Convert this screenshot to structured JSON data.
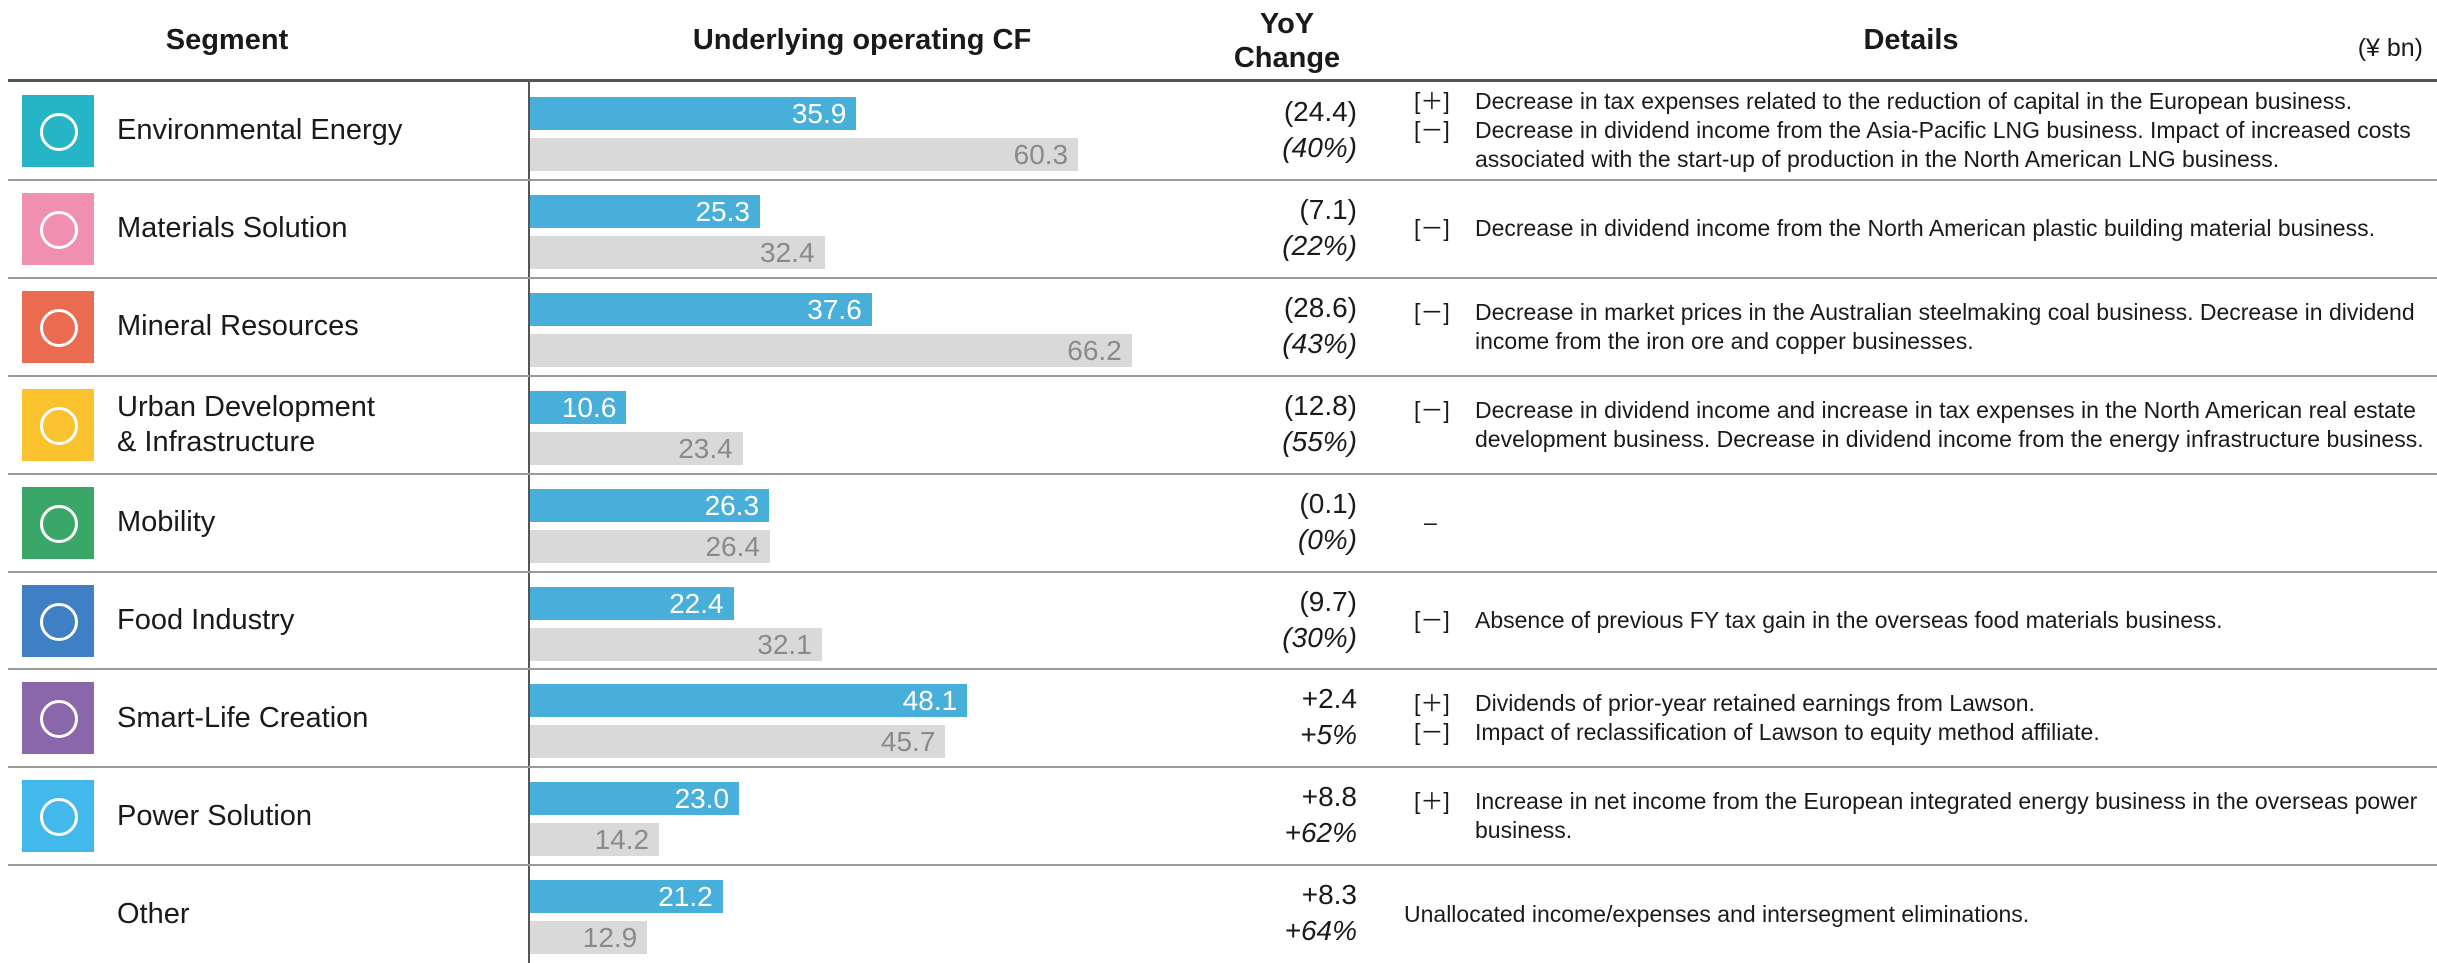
{
  "header": {
    "segment": "Segment",
    "cf": "Underlying operating CF",
    "yoy": [
      "YoY",
      "Change"
    ],
    "details": "Details",
    "unit": "(¥ bn)"
  },
  "rows": [
    {
      "segment": [
        "Environmental Energy"
      ],
      "current": 35.9,
      "current_label": "35.9",
      "previous": 60.3,
      "previous_label": "60.3",
      "change": "(24.4)",
      "change_pct": "(40%)",
      "details": [
        {
          "sign": "[＋]",
          "text": "Decrease in tax expenses related to the reduction of capital in the European business."
        },
        {
          "sign": "[－]",
          "text": "Decrease in dividend income from the Asia-Pacific LNG business. Impact of increased costs associated with the start-up of production in the North American LNG business."
        }
      ]
    },
    {
      "segment": [
        "Materials Solution"
      ],
      "current": 25.3,
      "current_label": "25.3",
      "previous": 32.4,
      "previous_label": "32.4",
      "change": "(7.1)",
      "change_pct": "(22%)",
      "details": [
        {
          "sign": "[－]",
          "text": "Decrease in dividend income from the North American plastic building material business."
        }
      ]
    },
    {
      "segment": [
        "Mineral Resources"
      ],
      "current": 37.6,
      "current_label": "37.6",
      "previous": 66.2,
      "previous_label": "66.2",
      "change": "(28.6)",
      "change_pct": "(43%)",
      "details": [
        {
          "sign": "[－]",
          "text": "Decrease in market prices in the Australian steelmaking coal business. Decrease in dividend income from the iron ore and copper businesses."
        }
      ]
    },
    {
      "segment": [
        "Urban Development",
        "& Infrastructure"
      ],
      "current": 10.6,
      "current_label": "10.6",
      "previous": 23.4,
      "previous_label": "23.4",
      "change": "(12.8)",
      "change_pct": "(55%)",
      "details": [
        {
          "sign": "[－]",
          "text": "Decrease in dividend income and increase in tax expenses in the North American real estate development business. Decrease in dividend income from the energy infrastructure business."
        }
      ]
    },
    {
      "segment": [
        "Mobility"
      ],
      "current": 26.3,
      "current_label": "26.3",
      "previous": 26.4,
      "previous_label": "26.4",
      "change": "(0.1)",
      "change_pct": "(0%)",
      "details": [
        {
          "text": "–"
        }
      ]
    },
    {
      "segment": [
        "Food Industry"
      ],
      "current": 22.4,
      "current_label": "22.4",
      "previous": 32.1,
      "previous_label": "32.1",
      "change": "(9.7)",
      "change_pct": "(30%)",
      "details": [
        {
          "sign": "[－]",
          "text": "Absence of previous FY tax gain in the overseas food materials business."
        }
      ]
    },
    {
      "segment": [
        "Smart-Life Creation"
      ],
      "current": 48.1,
      "current_label": "48.1",
      "previous": 45.7,
      "previous_label": "45.7",
      "change": "+2.4",
      "change_pct": "+5%",
      "details": [
        {
          "sign": "[＋]",
          "text": "Dividends of prior-year retained earnings from Lawson."
        },
        {
          "sign": "[－]",
          "text": "Impact of reclassification of Lawson to equity method affiliate."
        }
      ]
    },
    {
      "segment": [
        "Power Solution"
      ],
      "current": 23.0,
      "current_label": "23.0",
      "previous": 14.2,
      "previous_label": "14.2",
      "change": "+8.8",
      "change_pct": "+62%",
      "details": [
        {
          "sign": "[＋]",
          "text": "Increase in net income from the European integrated energy business in the overseas power business."
        }
      ]
    },
    {
      "segment": [
        "Other"
      ],
      "current": 21.2,
      "current_label": "21.2",
      "previous": 12.9,
      "previous_label": "12.9",
      "change": "+8.3",
      "change_pct": "+64%",
      "details": [
        {
          "text": "Unallocated income/expenses and intersegment eliminations."
        }
      ]
    }
  ]
}
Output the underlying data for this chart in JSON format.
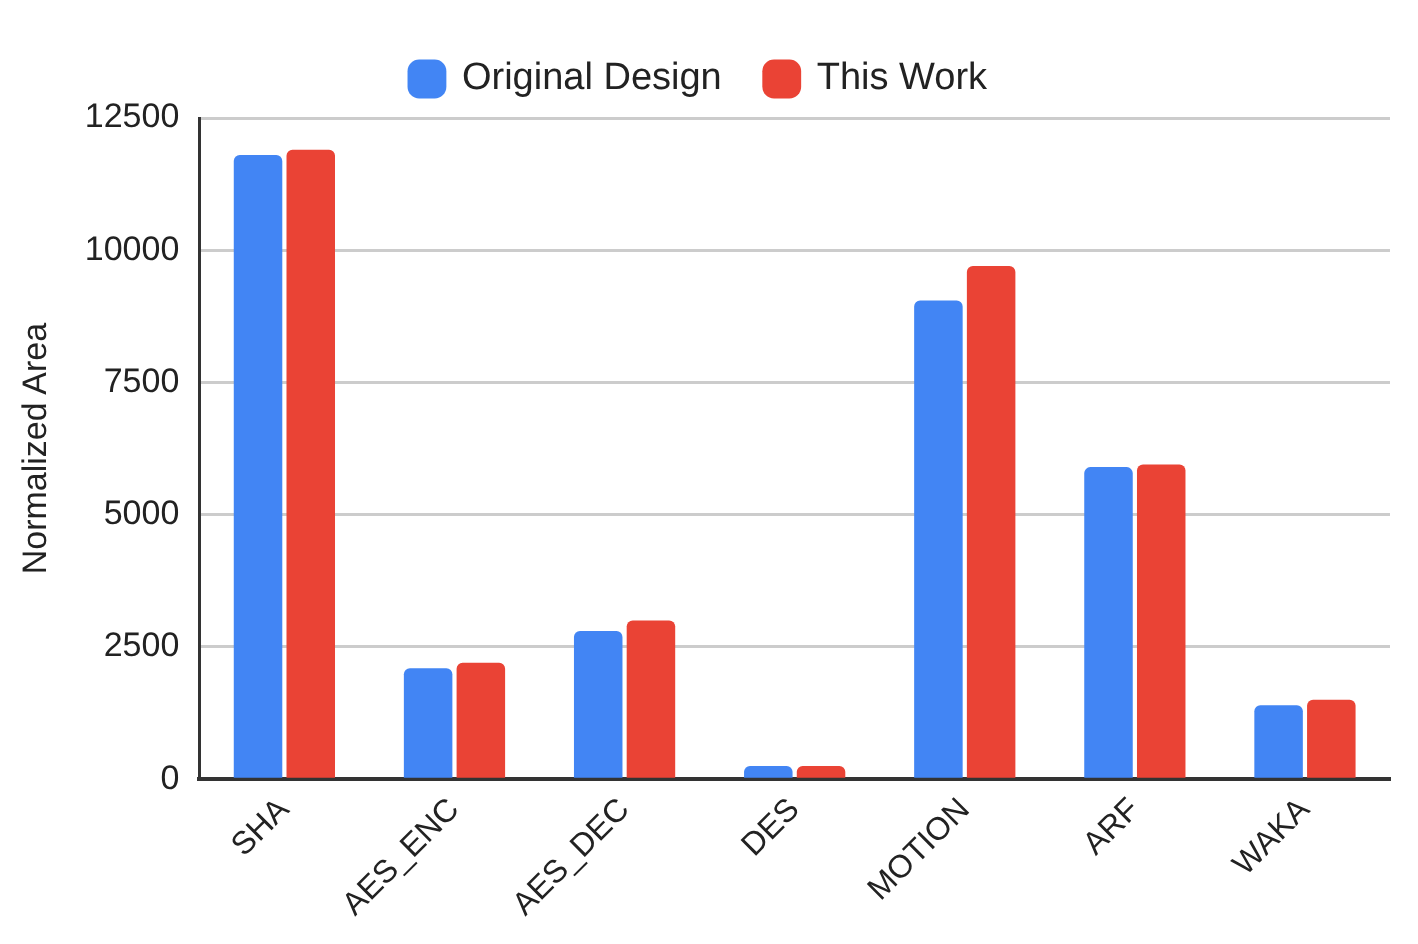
{
  "chart_data": {
    "type": "bar",
    "ylabel": "Normalized Area",
    "categories": [
      "SHA",
      "AES_ENC",
      "AES_DEC",
      "DES",
      "MOTION",
      "ARF",
      "WAKA"
    ],
    "series": [
      {
        "name": "Original Design",
        "color": "#4285f4",
        "values": [
          11800,
          2100,
          2800,
          250,
          9050,
          5900,
          1400
        ]
      },
      {
        "name": "This Work",
        "color": "#ea4335",
        "values": [
          11900,
          2200,
          3000,
          250,
          9700,
          5950,
          1500
        ]
      }
    ],
    "ylim": [
      0,
      12500
    ],
    "yticks": [
      0,
      2500,
      5000,
      7500,
      10000,
      12500
    ],
    "grid": "y",
    "legend": "top"
  }
}
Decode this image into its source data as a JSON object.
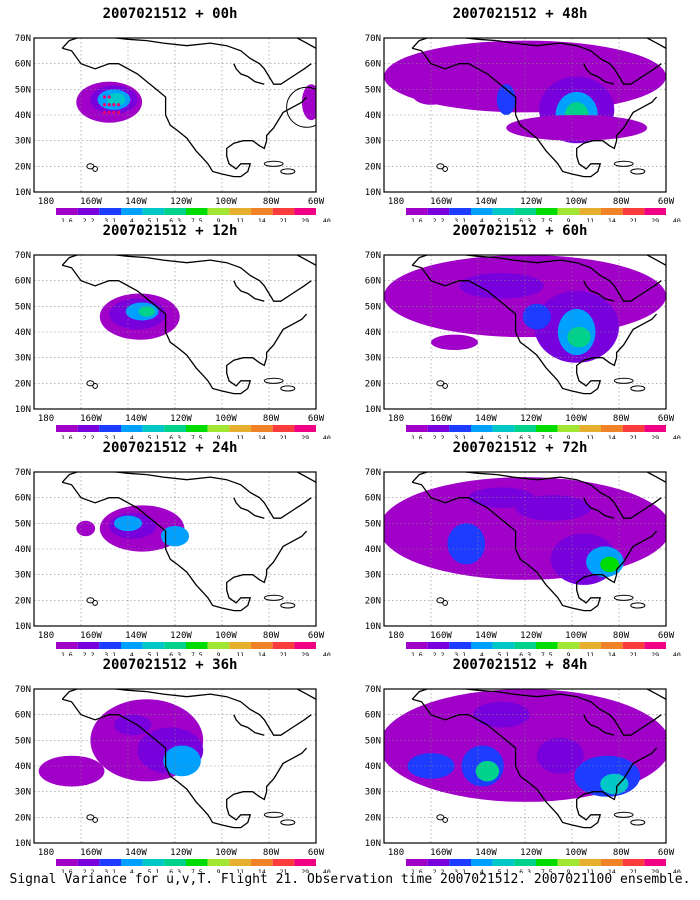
{
  "footer": "Signal Variance for u,v,T. Flight 21. Observation time 2007021512. 2007021100 ensemble.",
  "axes": {
    "x_ticks": [
      "180",
      "160W",
      "140W",
      "120W",
      "100W",
      "80W",
      "60W"
    ],
    "y_ticks": [
      "70N",
      "60N",
      "50N",
      "40N",
      "30N",
      "20N",
      "10N"
    ]
  },
  "colorbar": {
    "labels": [
      "1.6",
      "2.2",
      "3.1",
      "4",
      "5.1",
      "6.3",
      "7.5",
      "9",
      "11",
      "14",
      "21",
      "29",
      "40"
    ],
    "colors": [
      "#a000c8",
      "#7800dc",
      "#1e3cff",
      "#00a0ff",
      "#00c8c8",
      "#00d28c",
      "#00dc00",
      "#a0e632",
      "#e6af2d",
      "#f08228",
      "#fa3c3c",
      "#f00082"
    ]
  },
  "panels": [
    {
      "title": "2007021512 + 00h",
      "col": 0,
      "row": 0
    },
    {
      "title": "2007021512 + 48h",
      "col": 1,
      "row": 0
    },
    {
      "title": "2007021512 + 12h",
      "col": 0,
      "row": 1
    },
    {
      "title": "2007021512 + 60h",
      "col": 1,
      "row": 1
    },
    {
      "title": "2007021512 + 24h",
      "col": 0,
      "row": 2
    },
    {
      "title": "2007021512 + 72h",
      "col": 1,
      "row": 2
    },
    {
      "title": "2007021512 + 36h",
      "col": 0,
      "row": 3
    },
    {
      "title": "2007021512 + 84h",
      "col": 1,
      "row": 3
    }
  ]
}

EXERCISE REQUIREMENTS >> Transcribe the whole listing exactly. Pictures stay out of your copy.

SOLUTION >>
Convert this screenshot to structured JSON data.
{
  "header": {
    "segment": "Segment",
    "cf": "Underlying operating CF",
    "yoy": [
      "YoY",
      "Change"
    ],
    "details": "Details",
    "unit": "(¥ bn)"
  },
  "rows": [
    {
      "segment": [
        "Environmental Energy"
      ],
      "current": 35.9,
      "current_label": "35.9",
      "previous": 60.3,
      "previous_label": "60.3",
      "change": "(24.4)",
      "change_pct": "(40%)",
      "details": [
        {
          "sign": "[＋]",
          "text": "Decrease in tax expenses related to the reduction of capital in the European business."
        },
        {
          "sign": "[－]",
          "text": "Decrease in dividend income from the Asia-Pacific LNG business. Impact of increased costs associated with the start-up of production in the North American LNG business."
        }
      ]
    },
    {
      "segment": [
        "Materials Solution"
      ],
      "current": 25.3,
      "current_label": "25.3",
      "previous": 32.4,
      "previous_label": "32.4",
      "change": "(7.1)",
      "change_pct": "(22%)",
      "details": [
        {
          "sign": "[－]",
          "text": "Decrease in dividend income from the North American plastic building material business."
        }
      ]
    },
    {
      "segment": [
        "Mineral Resources"
      ],
      "current": 37.6,
      "current_label": "37.6",
      "previous": 66.2,
      "previous_label": "66.2",
      "change": "(28.6)",
      "change_pct": "(43%)",
      "details": [
        {
          "sign": "[－]",
          "text": "Decrease in market prices in the Australian steelmaking coal business. Decrease in dividend income from the iron ore and copper businesses."
        }
      ]
    },
    {
      "segment": [
        "Urban Development",
        "& Infrastructure"
      ],
      "current": 10.6,
      "current_label": "10.6",
      "previous": 23.4,
      "previous_label": "23.4",
      "change": "(12.8)",
      "change_pct": "(55%)",
      "details": [
        {
          "sign": "[－]",
          "text": "Decrease in dividend income and increase in tax expenses in the North American real estate development business. Decrease in dividend income from the energy infrastructure business."
        }
      ]
    },
    {
      "segment": [
        "Mobility"
      ],
      "current": 26.3,
      "current_label": "26.3",
      "previous": 26.4,
      "previous_label": "26.4",
      "change": "(0.1)",
      "change_pct": "(0%)",
      "details": [
        {
          "text": "–"
        }
      ]
    },
    {
      "segment": [
        "Food Industry"
      ],
      "current": 22.4,
      "current_label": "22.4",
      "previous": 32.1,
      "previous_label": "32.1",
      "change": "(9.7)",
      "change_pct": "(30%)",
      "details": [
        {
          "sign": "[－]",
          "text": "Absence of previous FY tax gain in the overseas food materials business."
        }
      ]
    },
    {
      "segment": [
        "Smart-Life Creation"
      ],
      "current": 48.1,
      "current_label": "48.1",
      "previous": 45.7,
      "previous_label": "45.7",
      "change": "+2.4",
      "change_pct": "+5%",
      "details": [
        {
          "sign": "[＋]",
          "text": "Dividends of prior-year retained earnings from Lawson."
        },
        {
          "sign": "[－]",
          "text": "Impact of reclassification of Lawson to equity method affiliate."
        }
      ]
    },
    {
      "segment": [
        "Power Solution"
      ],
      "current": 23.0,
      "current_label": "23.0",
      "previous": 14.2,
      "previous_label": "14.2",
      "change": "+8.8",
      "change_pct": "+62%",
      "details": [
        {
          "sign": "[＋]",
          "text": "Increase in net income from the European integrated energy business in the overseas power business."
        }
      ]
    },
    {
      "segment": [
        "Other"
      ],
      "current": 21.2,
      "current_label": "21.2",
      "previous": 12.9,
      "previous_label": "12.9",
      "change": "+8.3",
      "change_pct": "+64%",
      "details": [
        {
          "text": "Unallocated income/expenses and intersegment eliminations."
        }
      ]
    }
  ]
}
Output the underlying data for this chart in JSON format.
{
  "chart_data": {
    "type": "bar",
    "ylabel": "Normalized Area",
    "categories": [
      "SHA",
      "AES_ENC",
      "AES_DEC",
      "DES",
      "MOTION",
      "ARF",
      "WAKA"
    ],
    "series": [
      {
        "name": "Original Design",
        "color": "#4285f4",
        "values": [
          11800,
          2100,
          2800,
          250,
          9050,
          5900,
          1400
        ]
      },
      {
        "name": "This Work",
        "color": "#ea4335",
        "values": [
          11900,
          2200,
          3000,
          250,
          9700,
          5950,
          1500
        ]
      }
    ],
    "ylim": [
      0,
      12500
    ],
    "yticks": [
      0,
      2500,
      5000,
      7500,
      10000,
      12500
    ],
    "grid": "y",
    "legend": "top"
  }
}
Decode this image into its source data as a JSON object.
{
  "footer": "Signal Variance for u,v,T. Flight 21. Observation time 2007021512. 2007021100 ensemble.",
  "axes": {
    "x_ticks": [
      "180",
      "160W",
      "140W",
      "120W",
      "100W",
      "80W",
      "60W"
    ],
    "y_ticks": [
      "70N",
      "60N",
      "50N",
      "40N",
      "30N",
      "20N",
      "10N"
    ]
  },
  "colorbar": {
    "labels": [
      "1.6",
      "2.2",
      "3.1",
      "4",
      "5.1",
      "6.3",
      "7.5",
      "9",
      "11",
      "14",
      "21",
      "29",
      "40"
    ],
    "colors": [
      "#a000c8",
      "#7800dc",
      "#1e3cff",
      "#00a0ff",
      "#00c8c8",
      "#00d28c",
      "#00dc00",
      "#a0e632",
      "#e6af2d",
      "#f08228",
      "#fa3c3c",
      "#f00082"
    ]
  },
  "panels": [
    {
      "title": "2007021512 + 00h",
      "col": 0,
      "row": 0
    },
    {
      "title": "2007021512 + 48h",
      "col": 1,
      "row": 0
    },
    {
      "title": "2007021512 + 12h",
      "col": 0,
      "row": 1
    },
    {
      "title": "2007021512 + 60h",
      "col": 1,
      "row": 1
    },
    {
      "title": "2007021512 + 24h",
      "col": 0,
      "row": 2
    },
    {
      "title": "2007021512 + 72h",
      "col": 1,
      "row": 2
    },
    {
      "title": "2007021512 + 36h",
      "col": 0,
      "row": 3
    },
    {
      "title": "2007021512 + 84h",
      "col": 1,
      "row": 3
    }
  ]
}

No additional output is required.